## Material supplied
· · ·
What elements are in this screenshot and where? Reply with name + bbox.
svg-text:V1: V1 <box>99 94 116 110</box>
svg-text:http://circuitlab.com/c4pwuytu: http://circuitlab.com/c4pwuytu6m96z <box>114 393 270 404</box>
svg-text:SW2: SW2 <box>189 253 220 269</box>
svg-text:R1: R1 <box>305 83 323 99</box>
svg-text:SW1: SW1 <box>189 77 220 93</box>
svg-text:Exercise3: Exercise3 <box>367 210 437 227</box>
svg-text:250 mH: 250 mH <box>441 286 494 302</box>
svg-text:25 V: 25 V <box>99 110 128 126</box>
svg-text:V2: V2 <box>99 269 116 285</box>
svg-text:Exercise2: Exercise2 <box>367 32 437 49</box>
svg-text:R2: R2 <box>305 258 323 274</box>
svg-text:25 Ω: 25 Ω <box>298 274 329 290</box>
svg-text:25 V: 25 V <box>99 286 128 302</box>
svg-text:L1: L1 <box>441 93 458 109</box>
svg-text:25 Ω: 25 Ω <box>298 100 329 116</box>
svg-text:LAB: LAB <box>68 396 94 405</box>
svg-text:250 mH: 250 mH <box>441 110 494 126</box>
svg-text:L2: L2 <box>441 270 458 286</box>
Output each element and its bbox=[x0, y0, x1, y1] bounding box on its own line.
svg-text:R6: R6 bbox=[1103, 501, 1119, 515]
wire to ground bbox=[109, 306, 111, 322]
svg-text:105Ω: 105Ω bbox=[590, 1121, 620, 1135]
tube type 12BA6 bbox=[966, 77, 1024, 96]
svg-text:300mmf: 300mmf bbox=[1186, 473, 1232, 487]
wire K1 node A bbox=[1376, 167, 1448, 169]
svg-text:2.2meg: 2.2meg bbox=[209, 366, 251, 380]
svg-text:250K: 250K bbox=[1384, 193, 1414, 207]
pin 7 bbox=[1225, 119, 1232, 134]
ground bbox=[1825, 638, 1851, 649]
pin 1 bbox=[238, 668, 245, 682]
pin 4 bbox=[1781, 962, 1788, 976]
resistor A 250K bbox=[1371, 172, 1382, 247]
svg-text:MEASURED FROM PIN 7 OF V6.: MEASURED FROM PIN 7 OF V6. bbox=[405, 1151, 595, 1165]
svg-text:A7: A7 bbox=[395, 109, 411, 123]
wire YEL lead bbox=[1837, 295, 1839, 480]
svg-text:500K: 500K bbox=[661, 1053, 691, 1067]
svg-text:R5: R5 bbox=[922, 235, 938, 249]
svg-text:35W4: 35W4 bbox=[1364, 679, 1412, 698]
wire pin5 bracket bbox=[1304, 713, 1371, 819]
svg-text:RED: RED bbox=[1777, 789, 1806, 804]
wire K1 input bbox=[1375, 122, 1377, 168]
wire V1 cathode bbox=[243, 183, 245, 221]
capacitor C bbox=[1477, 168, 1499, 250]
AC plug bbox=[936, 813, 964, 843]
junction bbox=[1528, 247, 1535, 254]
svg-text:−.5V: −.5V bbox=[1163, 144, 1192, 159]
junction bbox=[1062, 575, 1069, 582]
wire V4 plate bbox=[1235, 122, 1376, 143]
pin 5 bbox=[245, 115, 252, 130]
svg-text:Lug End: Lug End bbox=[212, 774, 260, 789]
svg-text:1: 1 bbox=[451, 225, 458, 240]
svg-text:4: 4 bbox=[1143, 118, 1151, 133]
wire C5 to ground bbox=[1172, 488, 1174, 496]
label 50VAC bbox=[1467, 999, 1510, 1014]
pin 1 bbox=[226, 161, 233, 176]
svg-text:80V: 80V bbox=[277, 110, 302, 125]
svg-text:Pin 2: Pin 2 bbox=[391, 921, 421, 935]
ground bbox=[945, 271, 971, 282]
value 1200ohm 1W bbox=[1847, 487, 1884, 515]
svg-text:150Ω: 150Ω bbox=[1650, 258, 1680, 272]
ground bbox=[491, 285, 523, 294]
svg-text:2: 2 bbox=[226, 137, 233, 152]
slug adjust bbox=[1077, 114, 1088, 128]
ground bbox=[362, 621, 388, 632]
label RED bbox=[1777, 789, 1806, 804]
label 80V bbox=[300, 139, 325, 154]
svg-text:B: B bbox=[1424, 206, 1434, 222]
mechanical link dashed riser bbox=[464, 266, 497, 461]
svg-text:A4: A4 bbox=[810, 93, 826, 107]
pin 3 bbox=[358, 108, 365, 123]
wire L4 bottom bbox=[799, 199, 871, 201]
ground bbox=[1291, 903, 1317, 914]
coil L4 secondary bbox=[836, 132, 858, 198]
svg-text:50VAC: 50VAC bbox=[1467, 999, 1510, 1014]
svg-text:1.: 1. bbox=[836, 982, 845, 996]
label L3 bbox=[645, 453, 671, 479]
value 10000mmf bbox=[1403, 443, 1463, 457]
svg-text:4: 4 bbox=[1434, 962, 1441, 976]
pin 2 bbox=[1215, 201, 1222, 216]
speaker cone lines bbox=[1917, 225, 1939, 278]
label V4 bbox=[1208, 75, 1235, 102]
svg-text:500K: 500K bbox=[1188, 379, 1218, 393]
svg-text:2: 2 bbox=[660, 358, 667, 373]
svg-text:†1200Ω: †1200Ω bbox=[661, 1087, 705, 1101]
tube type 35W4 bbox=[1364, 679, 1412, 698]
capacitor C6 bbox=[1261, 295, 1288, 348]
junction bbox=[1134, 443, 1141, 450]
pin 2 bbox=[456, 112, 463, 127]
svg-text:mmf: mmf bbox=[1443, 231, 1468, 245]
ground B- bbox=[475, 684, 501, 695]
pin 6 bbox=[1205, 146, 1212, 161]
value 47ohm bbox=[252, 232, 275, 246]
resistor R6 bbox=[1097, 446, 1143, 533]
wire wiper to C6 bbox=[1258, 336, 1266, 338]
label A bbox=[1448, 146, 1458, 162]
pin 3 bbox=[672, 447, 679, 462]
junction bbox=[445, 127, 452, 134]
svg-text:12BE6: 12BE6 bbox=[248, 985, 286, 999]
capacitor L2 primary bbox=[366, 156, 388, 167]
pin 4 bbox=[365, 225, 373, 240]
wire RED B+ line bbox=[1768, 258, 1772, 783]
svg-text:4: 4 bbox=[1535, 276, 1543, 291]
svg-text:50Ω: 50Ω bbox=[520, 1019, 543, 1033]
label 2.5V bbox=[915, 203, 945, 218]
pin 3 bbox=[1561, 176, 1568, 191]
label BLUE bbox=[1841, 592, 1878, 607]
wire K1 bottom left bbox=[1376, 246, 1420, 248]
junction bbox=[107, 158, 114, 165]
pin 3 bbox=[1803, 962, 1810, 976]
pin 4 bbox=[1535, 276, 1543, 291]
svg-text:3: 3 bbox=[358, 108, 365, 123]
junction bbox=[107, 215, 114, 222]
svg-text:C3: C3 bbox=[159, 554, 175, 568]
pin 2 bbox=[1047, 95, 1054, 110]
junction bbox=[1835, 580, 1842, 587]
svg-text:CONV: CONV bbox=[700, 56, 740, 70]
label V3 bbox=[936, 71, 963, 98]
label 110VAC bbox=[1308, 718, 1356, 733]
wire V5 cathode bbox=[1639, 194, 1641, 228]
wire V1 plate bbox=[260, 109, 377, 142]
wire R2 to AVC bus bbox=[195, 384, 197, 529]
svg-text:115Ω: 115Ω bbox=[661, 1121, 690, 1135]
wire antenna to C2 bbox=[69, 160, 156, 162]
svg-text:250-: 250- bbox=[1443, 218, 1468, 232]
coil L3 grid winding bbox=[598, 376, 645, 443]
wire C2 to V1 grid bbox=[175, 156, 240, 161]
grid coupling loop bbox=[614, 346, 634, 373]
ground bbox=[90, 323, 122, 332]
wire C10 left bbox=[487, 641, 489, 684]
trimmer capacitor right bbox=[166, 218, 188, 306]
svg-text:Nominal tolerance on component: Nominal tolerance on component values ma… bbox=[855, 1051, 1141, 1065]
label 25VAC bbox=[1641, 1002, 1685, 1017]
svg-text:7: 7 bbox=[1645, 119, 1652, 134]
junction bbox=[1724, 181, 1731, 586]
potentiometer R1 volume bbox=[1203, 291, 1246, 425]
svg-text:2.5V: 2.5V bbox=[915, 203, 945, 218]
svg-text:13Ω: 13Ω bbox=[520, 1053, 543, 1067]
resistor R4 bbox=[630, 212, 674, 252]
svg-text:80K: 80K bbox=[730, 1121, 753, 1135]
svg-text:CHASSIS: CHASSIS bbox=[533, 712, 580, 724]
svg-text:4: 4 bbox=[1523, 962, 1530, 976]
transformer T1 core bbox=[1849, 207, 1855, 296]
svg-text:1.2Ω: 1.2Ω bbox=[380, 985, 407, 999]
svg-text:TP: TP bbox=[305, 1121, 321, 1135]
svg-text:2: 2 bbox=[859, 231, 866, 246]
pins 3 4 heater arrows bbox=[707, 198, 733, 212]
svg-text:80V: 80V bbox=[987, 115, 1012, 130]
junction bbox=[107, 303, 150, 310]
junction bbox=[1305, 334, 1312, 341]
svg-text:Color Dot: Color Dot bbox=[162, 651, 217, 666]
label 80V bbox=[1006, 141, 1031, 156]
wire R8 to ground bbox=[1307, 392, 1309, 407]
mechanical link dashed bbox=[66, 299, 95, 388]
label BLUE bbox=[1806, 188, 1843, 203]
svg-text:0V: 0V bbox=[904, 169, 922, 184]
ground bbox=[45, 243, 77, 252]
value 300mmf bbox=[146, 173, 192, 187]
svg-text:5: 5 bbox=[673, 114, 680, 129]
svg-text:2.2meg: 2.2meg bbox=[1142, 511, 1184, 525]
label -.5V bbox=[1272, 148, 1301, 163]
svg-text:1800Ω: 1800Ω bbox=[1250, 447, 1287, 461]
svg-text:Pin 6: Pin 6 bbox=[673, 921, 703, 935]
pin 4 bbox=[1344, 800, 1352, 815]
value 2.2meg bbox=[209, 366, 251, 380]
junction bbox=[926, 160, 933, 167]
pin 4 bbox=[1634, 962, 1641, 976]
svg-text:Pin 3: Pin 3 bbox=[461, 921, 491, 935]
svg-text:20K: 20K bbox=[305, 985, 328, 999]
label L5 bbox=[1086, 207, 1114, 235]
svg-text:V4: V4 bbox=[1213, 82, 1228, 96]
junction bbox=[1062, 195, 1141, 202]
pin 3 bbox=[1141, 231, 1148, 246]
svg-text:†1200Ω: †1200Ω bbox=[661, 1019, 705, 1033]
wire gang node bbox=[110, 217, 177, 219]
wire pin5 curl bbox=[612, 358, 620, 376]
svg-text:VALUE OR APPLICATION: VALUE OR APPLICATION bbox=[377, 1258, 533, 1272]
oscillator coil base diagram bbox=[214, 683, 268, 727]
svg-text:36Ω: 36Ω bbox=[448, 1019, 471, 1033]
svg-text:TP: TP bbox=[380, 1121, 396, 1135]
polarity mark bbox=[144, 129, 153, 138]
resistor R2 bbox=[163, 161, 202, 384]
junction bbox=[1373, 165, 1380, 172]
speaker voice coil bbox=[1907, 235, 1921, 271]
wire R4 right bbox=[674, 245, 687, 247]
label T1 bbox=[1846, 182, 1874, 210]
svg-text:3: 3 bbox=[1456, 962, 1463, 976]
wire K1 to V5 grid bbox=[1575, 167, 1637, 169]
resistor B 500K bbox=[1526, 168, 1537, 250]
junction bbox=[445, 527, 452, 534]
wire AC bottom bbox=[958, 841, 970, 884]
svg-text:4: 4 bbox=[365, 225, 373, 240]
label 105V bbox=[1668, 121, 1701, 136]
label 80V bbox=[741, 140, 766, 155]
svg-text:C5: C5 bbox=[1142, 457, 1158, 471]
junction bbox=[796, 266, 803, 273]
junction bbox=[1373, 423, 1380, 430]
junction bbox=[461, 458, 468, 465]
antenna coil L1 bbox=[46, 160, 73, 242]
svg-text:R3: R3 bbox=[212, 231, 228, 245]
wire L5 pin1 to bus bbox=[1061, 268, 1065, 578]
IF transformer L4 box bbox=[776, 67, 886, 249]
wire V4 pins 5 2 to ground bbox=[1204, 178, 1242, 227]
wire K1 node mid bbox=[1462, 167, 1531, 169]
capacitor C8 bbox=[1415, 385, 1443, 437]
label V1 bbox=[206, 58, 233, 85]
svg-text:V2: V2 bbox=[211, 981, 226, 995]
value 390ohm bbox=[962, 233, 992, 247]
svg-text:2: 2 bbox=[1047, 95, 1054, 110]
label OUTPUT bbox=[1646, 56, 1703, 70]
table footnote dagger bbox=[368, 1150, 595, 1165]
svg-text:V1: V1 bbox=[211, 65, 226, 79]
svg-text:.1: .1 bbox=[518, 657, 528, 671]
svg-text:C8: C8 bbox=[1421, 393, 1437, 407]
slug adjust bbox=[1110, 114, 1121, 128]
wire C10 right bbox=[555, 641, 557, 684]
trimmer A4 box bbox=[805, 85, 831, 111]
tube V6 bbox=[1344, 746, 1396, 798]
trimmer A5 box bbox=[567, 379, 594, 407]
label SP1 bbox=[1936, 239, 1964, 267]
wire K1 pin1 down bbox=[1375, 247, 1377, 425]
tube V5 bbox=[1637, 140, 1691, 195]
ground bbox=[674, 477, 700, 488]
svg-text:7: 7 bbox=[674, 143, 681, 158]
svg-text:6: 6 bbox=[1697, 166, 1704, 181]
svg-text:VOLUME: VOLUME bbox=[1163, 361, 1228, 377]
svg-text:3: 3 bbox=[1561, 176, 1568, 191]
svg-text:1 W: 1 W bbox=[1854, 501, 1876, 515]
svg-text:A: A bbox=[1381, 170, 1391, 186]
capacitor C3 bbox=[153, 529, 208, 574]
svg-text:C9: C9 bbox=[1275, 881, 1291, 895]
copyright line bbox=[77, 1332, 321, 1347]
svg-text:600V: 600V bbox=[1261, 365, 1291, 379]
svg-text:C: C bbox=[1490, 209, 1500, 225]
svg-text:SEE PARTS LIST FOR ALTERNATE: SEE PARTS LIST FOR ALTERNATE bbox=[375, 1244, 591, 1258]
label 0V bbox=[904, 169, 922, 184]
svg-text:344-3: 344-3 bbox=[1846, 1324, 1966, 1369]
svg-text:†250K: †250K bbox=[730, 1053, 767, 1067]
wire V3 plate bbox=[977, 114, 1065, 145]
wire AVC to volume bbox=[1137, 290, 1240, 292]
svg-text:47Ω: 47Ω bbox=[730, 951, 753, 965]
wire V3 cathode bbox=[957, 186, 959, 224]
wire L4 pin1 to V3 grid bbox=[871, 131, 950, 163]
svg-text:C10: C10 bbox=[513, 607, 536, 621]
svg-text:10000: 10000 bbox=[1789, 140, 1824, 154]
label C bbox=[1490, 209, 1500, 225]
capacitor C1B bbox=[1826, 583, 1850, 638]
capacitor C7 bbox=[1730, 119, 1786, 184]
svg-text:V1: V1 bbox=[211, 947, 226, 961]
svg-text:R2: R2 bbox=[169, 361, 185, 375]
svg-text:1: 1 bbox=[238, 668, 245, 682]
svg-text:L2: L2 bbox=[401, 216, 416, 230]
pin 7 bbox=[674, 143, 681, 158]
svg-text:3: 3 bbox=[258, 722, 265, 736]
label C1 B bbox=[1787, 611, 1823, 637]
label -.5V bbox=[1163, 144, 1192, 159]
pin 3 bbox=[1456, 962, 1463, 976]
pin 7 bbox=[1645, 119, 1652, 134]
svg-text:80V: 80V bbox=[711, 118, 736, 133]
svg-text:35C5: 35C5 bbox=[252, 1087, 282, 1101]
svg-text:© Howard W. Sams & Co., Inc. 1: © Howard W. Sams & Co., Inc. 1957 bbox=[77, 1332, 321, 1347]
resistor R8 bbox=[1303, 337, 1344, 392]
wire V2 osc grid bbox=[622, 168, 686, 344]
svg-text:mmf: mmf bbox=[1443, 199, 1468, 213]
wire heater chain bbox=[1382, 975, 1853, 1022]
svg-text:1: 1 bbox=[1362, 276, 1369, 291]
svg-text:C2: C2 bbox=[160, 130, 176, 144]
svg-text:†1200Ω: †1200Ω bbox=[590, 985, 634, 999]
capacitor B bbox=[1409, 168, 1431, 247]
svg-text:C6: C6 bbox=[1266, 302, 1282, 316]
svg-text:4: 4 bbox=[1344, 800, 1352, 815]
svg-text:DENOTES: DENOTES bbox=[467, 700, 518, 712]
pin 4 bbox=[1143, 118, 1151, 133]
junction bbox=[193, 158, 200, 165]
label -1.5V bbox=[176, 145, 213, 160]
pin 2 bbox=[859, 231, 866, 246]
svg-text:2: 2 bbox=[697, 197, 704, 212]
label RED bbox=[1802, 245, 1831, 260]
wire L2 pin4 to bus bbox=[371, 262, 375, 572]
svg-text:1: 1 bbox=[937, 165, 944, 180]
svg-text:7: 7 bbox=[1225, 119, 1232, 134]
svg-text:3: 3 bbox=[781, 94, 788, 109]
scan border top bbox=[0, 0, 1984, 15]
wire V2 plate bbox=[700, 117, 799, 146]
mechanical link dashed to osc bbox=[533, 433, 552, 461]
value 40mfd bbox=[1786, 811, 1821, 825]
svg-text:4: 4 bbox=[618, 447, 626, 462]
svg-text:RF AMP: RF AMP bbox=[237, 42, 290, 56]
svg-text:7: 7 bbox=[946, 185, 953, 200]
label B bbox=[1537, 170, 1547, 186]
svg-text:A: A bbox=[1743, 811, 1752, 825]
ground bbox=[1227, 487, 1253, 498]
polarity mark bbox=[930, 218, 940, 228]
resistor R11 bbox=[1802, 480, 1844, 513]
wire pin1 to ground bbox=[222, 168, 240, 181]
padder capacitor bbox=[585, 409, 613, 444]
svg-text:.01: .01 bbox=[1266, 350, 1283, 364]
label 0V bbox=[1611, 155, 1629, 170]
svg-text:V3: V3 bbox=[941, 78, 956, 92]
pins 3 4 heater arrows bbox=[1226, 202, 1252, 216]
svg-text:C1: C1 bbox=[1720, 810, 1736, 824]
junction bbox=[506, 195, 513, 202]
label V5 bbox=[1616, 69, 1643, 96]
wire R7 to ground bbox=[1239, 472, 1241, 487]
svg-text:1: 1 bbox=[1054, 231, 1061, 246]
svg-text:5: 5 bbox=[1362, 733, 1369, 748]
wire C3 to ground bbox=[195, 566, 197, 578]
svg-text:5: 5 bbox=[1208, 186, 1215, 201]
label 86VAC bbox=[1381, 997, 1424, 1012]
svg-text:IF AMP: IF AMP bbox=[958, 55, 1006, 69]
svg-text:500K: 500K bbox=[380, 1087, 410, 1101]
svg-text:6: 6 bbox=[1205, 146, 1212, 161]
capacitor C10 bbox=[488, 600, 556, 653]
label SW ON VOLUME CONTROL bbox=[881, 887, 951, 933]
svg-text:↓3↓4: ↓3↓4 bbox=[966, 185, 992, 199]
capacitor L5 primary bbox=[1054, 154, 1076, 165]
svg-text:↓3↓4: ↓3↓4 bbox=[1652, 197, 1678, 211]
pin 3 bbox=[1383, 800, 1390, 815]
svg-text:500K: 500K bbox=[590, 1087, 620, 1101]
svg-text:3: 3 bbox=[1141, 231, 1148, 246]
· · ·
## What to do
Rewrite the rows from the start of the rows through the row containing "svg-text:300mmf: 300mmf bbox=[1186, 473, 1232, 487]", replacing "25 Ω" with "25 ohm" and leaving everything else as it is.

## Answer for this exercise
What elements are in this screenshot and where? Reply with name + bbox.
svg-text:V1: V1 <box>99 94 116 110</box>
svg-text:http://circuitlab.com/c4pwuytu: http://circuitlab.com/c4pwuytu6m96z <box>114 393 270 404</box>
svg-text:SW2: SW2 <box>189 253 220 269</box>
svg-text:R1: R1 <box>305 83 323 99</box>
svg-text:SW1: SW1 <box>189 77 220 93</box>
svg-text:Exercise3: Exercise3 <box>367 210 437 227</box>
svg-text:250 mH: 250 mH <box>441 286 494 302</box>
svg-text:25 V: 25 V <box>99 110 128 126</box>
svg-text:V2: V2 <box>99 269 116 285</box>
svg-text:Exercise2: Exercise2 <box>367 32 437 49</box>
svg-text:R2: R2 <box>305 258 323 274</box>
svg-text:25 ohm: 25 ohm <box>298 274 329 290</box>
svg-text:25 V: 25 V <box>99 286 128 302</box>
svg-text:L1: L1 <box>441 93 458 109</box>
svg-text:25 ohm: 25 ohm <box>298 100 329 116</box>
svg-text:LAB: LAB <box>68 396 94 405</box>
svg-text:250 mH: 250 mH <box>441 110 494 126</box>
svg-text:L2: L2 <box>441 270 458 286</box>
Output each element and its bbox=[x0, y0, x1, y1] bounding box on its own line.
svg-text:R6: R6 bbox=[1103, 501, 1119, 515]
wire to ground bbox=[109, 306, 111, 322]
svg-text:105Ω: 105Ω bbox=[590, 1121, 620, 1135]
tube type 12BA6 bbox=[966, 77, 1024, 96]
svg-text:300mmf: 300mmf bbox=[1186, 473, 1232, 487]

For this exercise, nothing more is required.